— Start INFORMATION SUPPLIED —
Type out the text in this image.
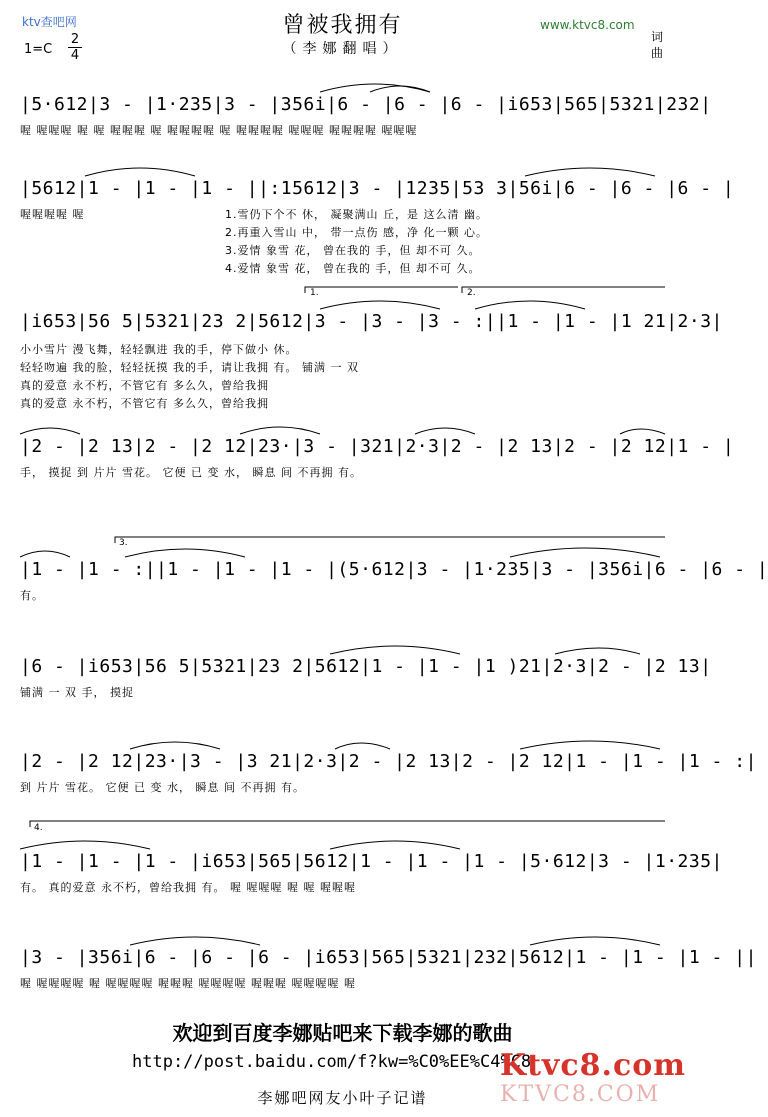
ktv查吧网	www.ktvc8.com
曾被我拥有
（李娜翻唱）
$1=C \frac{2}{4}$	词
曲
|5·612|3 - |1·235|3 - |356i|6 - |6 - |6 - |i653|565|5321|232|
喔 喔喔喔 喔 喔 喔喔喔 喔 喔喔喔喔 喔 喔喔喔喔 喔喔喔 喔喔喔喔 喔喔喔
|5612|1 - |1 - |1 - ||:15612|3 - |1235|53 3|56i|6 - |6 - |6 - |
喔喔喔喔 喔	1.雪仍下个不 休， 凝聚满山 丘，是 这么清 幽。
2.再重入雪山 中， 带一点伤 感，净 化一颗 心。
3.爱情 象雪 花， 曾在我的 手，但 却不可 久。
4.爱情 象雪 花， 曾在我的 手，但 却不可 久。
1.	2.
|i653|56 5|5321|23 2|5612|3 - |3 - |3 - :||1 - |1 - |1 21|2·3|
小小雪片 漫飞舞，轻轻飘进 我的手，停下做小 休。
轻轻吻遍 我的脸，轻轻抚摸 我的手，请让我拥 有。 铺满 一 双
真的爱意 永不朽，不管它有 多么久，曾给我拥
真的爱意 永不朽，不管它有 多么久，曾给我拥
|2 - |2 13|2 - |2 12|23·|3 - |321|2·3|2 - |2 13|2 - |2 12|1 - |
手， 摸捉 到 片片 雪花。 它便 已 变 水， 瞬息 间 不再拥 有。
3.
|1 - |1 - :||1 - |1 - |1 - |(5·612|3 - |1·235|3 - |356i|6 - |6 - |
有。
|6 - |i653|56 5|5321|23 2|5612|1 - |1 - |1 )21|2·3|2 - |2 13|
铺满 一 双 手， 摸捉
|2 - |2 12|23·|3 - |3 21|2·3|2 - |2 13|2 - |2 12|1 - |1 - |1 - :|
到 片片 雪花。 它便 已 变 水， 瞬息 间 不再拥 有。
4.
|1 - |1 - |1 - |i653|565|5612|1 - |1 - |1 - |5·612|3 - |1·235|
有。 真的爱意 永不朽，曾给我拥 有。 喔 喔喔喔 喔 喔 喔喔喔
|3 - |356i|6 - |6 - |6 - |i653|565|5321|232|5612|1 - |1 - |1 - ||
喔 喔喔喔喔 喔 喔喔喔喔 喔喔喔 喔喔喔喔 喔喔喔 喔喔喔喔 喔
欢迎到百度李娜贴吧来下载李娜的歌曲
http://post.baidu.com/f?kw=%C0%EE%C4%C8
Ktvc8.com
KTVC8.COM
李娜吧网友小叶子记谱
— End INFORMATION SUPPLIED —
WHAT THE TASK ASKS: Return solely the number of lines in the data that include the word "喔喔喔喔".

FINAL ANSWER: 3